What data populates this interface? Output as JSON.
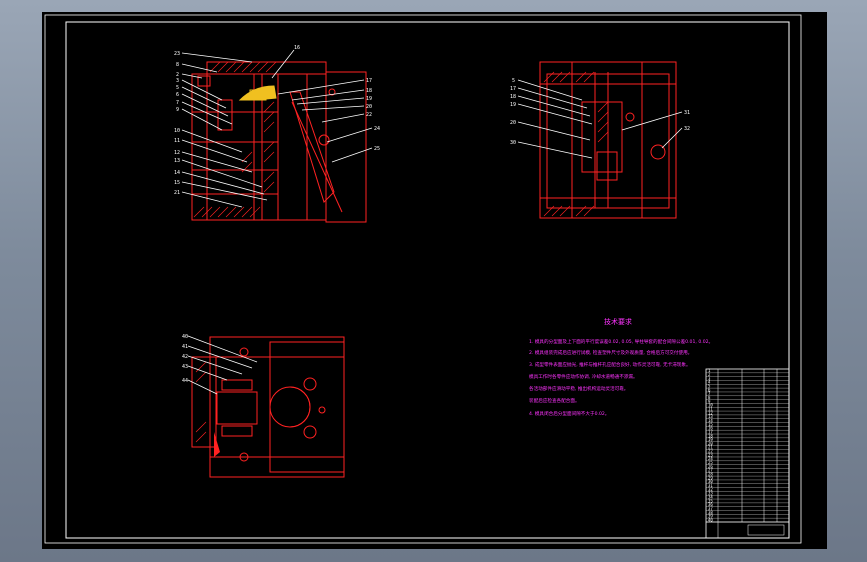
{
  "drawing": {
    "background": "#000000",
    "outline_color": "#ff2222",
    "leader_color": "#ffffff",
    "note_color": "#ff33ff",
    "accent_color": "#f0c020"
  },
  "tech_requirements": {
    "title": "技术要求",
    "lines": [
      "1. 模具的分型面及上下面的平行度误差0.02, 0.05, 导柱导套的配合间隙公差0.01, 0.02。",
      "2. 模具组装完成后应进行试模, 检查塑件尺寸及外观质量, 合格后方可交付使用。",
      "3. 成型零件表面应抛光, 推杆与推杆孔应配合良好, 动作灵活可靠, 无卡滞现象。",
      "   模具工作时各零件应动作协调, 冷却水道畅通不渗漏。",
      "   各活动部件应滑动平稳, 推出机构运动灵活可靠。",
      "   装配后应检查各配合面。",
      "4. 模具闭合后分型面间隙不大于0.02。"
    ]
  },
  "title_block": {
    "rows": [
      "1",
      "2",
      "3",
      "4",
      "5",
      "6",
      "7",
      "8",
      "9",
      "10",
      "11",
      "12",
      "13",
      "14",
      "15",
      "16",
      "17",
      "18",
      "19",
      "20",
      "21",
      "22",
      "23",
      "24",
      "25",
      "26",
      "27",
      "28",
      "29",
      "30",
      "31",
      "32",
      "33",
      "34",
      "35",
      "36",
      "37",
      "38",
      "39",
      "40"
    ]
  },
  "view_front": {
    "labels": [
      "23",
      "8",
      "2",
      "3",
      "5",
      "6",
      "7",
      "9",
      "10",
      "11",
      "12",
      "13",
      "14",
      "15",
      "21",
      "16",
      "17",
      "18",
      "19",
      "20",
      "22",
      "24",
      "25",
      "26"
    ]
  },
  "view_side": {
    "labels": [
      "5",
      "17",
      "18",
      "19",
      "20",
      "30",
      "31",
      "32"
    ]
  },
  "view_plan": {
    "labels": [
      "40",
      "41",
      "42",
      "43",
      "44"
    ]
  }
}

What is required » Copy the listing in full and without alteration, omitting every picture.

Answer to this exercise »
What data populates this interface? Output as JSON.
{
  "drawing": {
    "background": "#000000",
    "outline_color": "#ff2222",
    "leader_color": "#ffffff",
    "note_color": "#ff33ff",
    "accent_color": "#f0c020"
  },
  "tech_requirements": {
    "title": "技术要求",
    "lines": [
      "1. 模具的分型面及上下面的平行度误差0.02, 0.05, 导柱导套的配合间隙公差0.01, 0.02。",
      "2. 模具组装完成后应进行试模, 检查塑件尺寸及外观质量, 合格后方可交付使用。",
      "3. 成型零件表面应抛光, 推杆与推杆孔应配合良好, 动作灵活可靠, 无卡滞现象。",
      "   模具工作时各零件应动作协调, 冷却水道畅通不渗漏。",
      "   各活动部件应滑动平稳, 推出机构运动灵活可靠。",
      "   装配后应检查各配合面。",
      "4. 模具闭合后分型面间隙不大于0.02。"
    ]
  },
  "title_block": {
    "rows": [
      "1",
      "2",
      "3",
      "4",
      "5",
      "6",
      "7",
      "8",
      "9",
      "10",
      "11",
      "12",
      "13",
      "14",
      "15",
      "16",
      "17",
      "18",
      "19",
      "20",
      "21",
      "22",
      "23",
      "24",
      "25",
      "26",
      "27",
      "28",
      "29",
      "30",
      "31",
      "32",
      "33",
      "34",
      "35",
      "36",
      "37",
      "38",
      "39",
      "40"
    ]
  },
  "view_front": {
    "labels": [
      "23",
      "8",
      "2",
      "3",
      "5",
      "6",
      "7",
      "9",
      "10",
      "11",
      "12",
      "13",
      "14",
      "15",
      "21",
      "16",
      "17",
      "18",
      "19",
      "20",
      "22",
      "24",
      "25",
      "26"
    ]
  },
  "view_side": {
    "labels": [
      "5",
      "17",
      "18",
      "19",
      "20",
      "30",
      "31",
      "32"
    ]
  },
  "view_plan": {
    "labels": [
      "40",
      "41",
      "42",
      "43",
      "44"
    ]
  }
}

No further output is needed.